- **Short exercise**
Reproduce verbatim the records below, from their first line up to and including the line that contains "editor-tabs: Hello.py ×".

- **Exercise materials**
---
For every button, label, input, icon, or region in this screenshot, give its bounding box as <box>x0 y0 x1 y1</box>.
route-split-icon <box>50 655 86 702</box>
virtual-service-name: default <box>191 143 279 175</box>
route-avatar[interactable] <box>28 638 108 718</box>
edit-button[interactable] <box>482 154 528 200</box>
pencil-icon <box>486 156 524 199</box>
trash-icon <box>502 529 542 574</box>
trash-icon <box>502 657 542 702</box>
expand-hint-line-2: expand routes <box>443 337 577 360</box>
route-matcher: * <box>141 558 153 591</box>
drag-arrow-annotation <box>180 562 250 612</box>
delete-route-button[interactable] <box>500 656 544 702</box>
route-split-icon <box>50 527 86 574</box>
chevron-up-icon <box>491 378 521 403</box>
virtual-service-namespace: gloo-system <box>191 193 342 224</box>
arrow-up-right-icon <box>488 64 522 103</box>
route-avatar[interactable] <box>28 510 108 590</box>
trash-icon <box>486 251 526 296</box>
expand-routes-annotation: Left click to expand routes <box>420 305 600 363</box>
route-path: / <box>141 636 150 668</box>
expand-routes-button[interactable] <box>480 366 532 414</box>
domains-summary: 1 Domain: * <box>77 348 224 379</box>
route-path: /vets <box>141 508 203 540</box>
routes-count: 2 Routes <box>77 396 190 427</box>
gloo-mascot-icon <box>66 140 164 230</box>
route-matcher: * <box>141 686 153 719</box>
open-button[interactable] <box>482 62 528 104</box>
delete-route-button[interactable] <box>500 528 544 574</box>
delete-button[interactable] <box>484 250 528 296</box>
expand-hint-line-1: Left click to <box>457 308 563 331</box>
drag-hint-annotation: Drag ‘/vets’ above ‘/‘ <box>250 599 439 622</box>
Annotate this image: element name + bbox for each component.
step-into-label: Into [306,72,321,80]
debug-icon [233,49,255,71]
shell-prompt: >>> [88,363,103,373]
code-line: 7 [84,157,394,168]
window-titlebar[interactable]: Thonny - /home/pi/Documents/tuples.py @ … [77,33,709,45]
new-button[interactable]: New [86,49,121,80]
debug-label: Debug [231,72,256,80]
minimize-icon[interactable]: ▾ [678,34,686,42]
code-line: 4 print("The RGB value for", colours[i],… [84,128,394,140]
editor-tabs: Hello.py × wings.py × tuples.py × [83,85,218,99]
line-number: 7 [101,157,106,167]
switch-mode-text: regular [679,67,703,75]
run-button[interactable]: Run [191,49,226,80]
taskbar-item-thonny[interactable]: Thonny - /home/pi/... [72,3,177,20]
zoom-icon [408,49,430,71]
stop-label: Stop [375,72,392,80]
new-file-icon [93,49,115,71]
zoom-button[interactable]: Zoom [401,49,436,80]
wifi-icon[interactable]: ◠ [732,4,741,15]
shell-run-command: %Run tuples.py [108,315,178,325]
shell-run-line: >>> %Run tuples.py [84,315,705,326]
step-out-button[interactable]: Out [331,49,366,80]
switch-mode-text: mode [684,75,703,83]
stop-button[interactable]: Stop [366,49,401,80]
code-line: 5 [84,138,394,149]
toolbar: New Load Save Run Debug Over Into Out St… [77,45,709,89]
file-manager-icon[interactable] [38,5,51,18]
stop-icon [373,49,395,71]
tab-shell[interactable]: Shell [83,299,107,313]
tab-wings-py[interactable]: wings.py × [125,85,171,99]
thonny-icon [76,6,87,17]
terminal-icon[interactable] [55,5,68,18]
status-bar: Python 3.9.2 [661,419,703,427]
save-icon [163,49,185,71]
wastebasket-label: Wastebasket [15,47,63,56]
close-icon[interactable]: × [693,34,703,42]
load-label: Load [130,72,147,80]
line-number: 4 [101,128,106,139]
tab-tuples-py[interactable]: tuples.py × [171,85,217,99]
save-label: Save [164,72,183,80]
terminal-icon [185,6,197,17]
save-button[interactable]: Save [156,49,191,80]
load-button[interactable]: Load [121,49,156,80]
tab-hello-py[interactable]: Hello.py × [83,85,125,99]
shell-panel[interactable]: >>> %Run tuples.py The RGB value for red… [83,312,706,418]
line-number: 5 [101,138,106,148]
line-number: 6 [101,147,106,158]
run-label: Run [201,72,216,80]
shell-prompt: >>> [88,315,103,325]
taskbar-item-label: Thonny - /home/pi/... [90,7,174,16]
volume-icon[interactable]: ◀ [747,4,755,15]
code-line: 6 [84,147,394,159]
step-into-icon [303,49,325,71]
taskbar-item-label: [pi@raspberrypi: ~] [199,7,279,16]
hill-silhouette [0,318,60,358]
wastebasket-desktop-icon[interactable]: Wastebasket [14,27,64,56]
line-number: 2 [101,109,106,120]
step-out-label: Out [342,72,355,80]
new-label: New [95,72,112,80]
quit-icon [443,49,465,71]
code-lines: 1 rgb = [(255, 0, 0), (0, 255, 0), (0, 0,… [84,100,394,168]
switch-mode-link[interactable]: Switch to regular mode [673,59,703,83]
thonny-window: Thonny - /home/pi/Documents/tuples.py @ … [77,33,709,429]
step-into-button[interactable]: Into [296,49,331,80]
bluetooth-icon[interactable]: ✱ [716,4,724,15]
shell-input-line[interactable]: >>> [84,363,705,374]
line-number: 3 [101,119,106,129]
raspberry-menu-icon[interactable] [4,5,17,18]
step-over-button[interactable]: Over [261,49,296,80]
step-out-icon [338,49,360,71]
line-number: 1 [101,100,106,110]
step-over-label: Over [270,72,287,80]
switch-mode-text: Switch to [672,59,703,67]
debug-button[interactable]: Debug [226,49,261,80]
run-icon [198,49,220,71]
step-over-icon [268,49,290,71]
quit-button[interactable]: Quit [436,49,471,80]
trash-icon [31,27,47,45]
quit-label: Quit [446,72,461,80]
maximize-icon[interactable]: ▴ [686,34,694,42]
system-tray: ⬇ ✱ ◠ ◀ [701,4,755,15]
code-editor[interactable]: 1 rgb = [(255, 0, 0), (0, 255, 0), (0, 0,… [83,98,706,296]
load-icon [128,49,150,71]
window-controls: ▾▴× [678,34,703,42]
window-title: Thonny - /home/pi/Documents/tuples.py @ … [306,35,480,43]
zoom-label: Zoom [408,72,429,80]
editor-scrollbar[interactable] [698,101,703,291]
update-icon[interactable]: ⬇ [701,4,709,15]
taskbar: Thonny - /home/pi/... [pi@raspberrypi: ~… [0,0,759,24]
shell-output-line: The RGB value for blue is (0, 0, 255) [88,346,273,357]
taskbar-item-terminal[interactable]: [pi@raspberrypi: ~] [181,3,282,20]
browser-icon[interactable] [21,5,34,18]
---
- **Finished task**
For every button, label, input, icon, or region in this screenshot, give its bounding box as <box>x0 y0 x1 y1</box>.
route-split-icon <box>50 655 86 702</box>
virtual-service-name: default <box>191 143 279 175</box>
route-avatar[interactable] <box>28 638 108 718</box>
edit-button[interactable] <box>482 154 528 200</box>
pencil-icon <box>486 156 524 199</box>
trash-icon <box>502 529 542 574</box>
trash-icon <box>502 657 542 702</box>
expand-hint-line-2: expand routes <box>443 337 577 360</box>
route-matcher: * <box>141 558 153 591</box>
drag-arrow-annotation <box>180 562 250 612</box>
delete-route-button[interactable] <box>500 656 544 702</box>
route-split-icon <box>50 527 86 574</box>
chevron-up-icon <box>491 378 521 403</box>
virtual-service-namespace: gloo-system <box>191 193 342 224</box>
arrow-up-right-icon <box>488 64 522 103</box>
route-avatar[interactable] <box>28 510 108 590</box>
trash-icon <box>486 251 526 296</box>
expand-routes-annotation: Left click to expand routes <box>420 305 600 363</box>
route-path: / <box>141 636 150 668</box>
expand-routes-button[interactable] <box>480 366 532 414</box>
domains-summary: 1 Domain: * <box>77 348 224 379</box>
route-path: /vets <box>141 508 203 540</box>
routes-count: 2 Routes <box>77 396 190 427</box>
gloo-mascot-icon <box>66 140 164 230</box>
route-matcher: * <box>141 686 153 719</box>
open-button[interactable] <box>482 62 528 104</box>
delete-route-button[interactable] <box>500 528 544 574</box>
delete-button[interactable] <box>484 250 528 296</box>
expand-hint-line-1: Left click to <box>457 308 563 331</box>
drag-hint-annotation: Drag ‘/vets’ above ‘/‘ <box>250 599 439 622</box>
Annotate this image: element name + bbox for each component.
step-into-label: Into [306,72,321,80]
debug-icon [233,49,255,71]
shell-prompt: >>> [88,363,103,373]
code-line: 7 [84,157,394,168]
window-titlebar[interactable]: Thonny - /home/pi/Documents/tuples.py @ … [77,33,709,45]
new-button[interactable]: New [86,49,121,80]
debug-label: Debug [231,72,256,80]
minimize-icon[interactable]: ▾ [678,34,686,42]
code-line: 4 print("The RGB value for", colours[i],… [84,128,394,140]
editor-tabs: Hello.py × wings.py × tuples.py × [83,85,218,99]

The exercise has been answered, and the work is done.